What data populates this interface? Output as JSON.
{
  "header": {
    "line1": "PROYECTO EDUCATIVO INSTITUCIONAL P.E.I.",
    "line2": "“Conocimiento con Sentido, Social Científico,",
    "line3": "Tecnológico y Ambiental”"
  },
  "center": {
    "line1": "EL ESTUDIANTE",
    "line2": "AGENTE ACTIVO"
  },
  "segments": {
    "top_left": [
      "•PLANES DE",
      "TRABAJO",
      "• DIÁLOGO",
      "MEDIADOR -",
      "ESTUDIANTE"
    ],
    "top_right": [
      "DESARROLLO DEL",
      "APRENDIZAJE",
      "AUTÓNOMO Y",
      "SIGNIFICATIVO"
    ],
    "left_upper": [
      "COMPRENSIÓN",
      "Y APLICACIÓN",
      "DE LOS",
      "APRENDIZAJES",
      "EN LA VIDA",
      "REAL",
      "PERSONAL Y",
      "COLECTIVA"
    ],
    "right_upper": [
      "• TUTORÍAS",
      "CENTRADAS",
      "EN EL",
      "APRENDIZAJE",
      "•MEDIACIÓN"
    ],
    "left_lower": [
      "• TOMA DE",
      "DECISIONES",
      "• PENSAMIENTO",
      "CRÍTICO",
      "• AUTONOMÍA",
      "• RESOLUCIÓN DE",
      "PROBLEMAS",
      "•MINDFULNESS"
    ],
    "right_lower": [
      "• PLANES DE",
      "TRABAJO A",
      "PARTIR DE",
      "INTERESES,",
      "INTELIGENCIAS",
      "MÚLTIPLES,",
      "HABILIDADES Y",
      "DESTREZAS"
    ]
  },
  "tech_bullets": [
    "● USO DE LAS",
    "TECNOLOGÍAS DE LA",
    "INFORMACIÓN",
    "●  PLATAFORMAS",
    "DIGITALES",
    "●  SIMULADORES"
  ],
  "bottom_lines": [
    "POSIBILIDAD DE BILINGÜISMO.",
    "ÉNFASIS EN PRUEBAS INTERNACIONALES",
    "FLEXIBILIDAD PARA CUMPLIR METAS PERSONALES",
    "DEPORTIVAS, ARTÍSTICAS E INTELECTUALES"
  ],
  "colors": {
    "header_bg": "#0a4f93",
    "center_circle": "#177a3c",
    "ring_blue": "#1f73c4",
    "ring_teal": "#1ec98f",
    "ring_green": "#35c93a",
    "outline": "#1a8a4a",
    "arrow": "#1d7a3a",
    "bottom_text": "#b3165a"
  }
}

○ ○ ○ ○

» TASK DETAILS:
Print back all the lines verbatim.

» THE RESPONSE:
What data populates this interface? Output as JSON.
{
  "header": {
    "line1": "PROYECTO EDUCATIVO INSTITUCIONAL P.E.I.",
    "line2": "“Conocimiento con Sentido, Social Científico,",
    "line3": "Tecnológico y Ambiental”"
  },
  "center": {
    "line1": "EL ESTUDIANTE",
    "line2": "AGENTE ACTIVO"
  },
  "segments": {
    "top_left": [
      "•PLANES DE",
      "TRABAJO",
      "• DIÁLOGO",
      "MEDIADOR -",
      "ESTUDIANTE"
    ],
    "top_right": [
      "DESARROLLO DEL",
      "APRENDIZAJE",
      "AUTÓNOMO Y",
      "SIGNIFICATIVO"
    ],
    "left_upper": [
      "COMPRENSIÓN",
      "Y APLICACIÓN",
      "DE LOS",
      "APRENDIZAJES",
      "EN LA VIDA",
      "REAL",
      "PERSONAL Y",
      "COLECTIVA"
    ],
    "right_upper": [
      "• TUTORÍAS",
      "CENTRADAS",
      "EN EL",
      "APRENDIZAJE",
      "•MEDIACIÓN"
    ],
    "left_lower": [
      "• TOMA DE",
      "DECISIONES",
      "• PENSAMIENTO",
      "CRÍTICO",
      "• AUTONOMÍA",
      "• RESOLUCIÓN DE",
      "PROBLEMAS",
      "•MINDFULNESS"
    ],
    "right_lower": [
      "• PLANES DE",
      "TRABAJO A",
      "PARTIR DE",
      "INTERESES,",
      "INTELIGENCIAS",
      "MÚLTIPLES,",
      "HABILIDADES Y",
      "DESTREZAS"
    ]
  },
  "tech_bullets": [
    "● USO DE LAS",
    "TECNOLOGÍAS DE LA",
    "INFORMACIÓN",
    "●  PLATAFORMAS",
    "DIGITALES",
    "●  SIMULADORES"
  ],
  "bottom_lines": [
    "POSIBILIDAD DE BILINGÜISMO.",
    "ÉNFASIS EN PRUEBAS INTERNACIONALES",
    "FLEXIBILIDAD PARA CUMPLIR METAS PERSONALES",
    "DEPORTIVAS, ARTÍSTICAS E INTELECTUALES"
  ],
  "colors": {
    "header_bg": "#0a4f93",
    "center_circle": "#177a3c",
    "ring_blue": "#1f73c4",
    "ring_teal": "#1ec98f",
    "ring_green": "#35c93a",
    "outline": "#1a8a4a",
    "arrow": "#1d7a3a",
    "bottom_text": "#b3165a"
  }
}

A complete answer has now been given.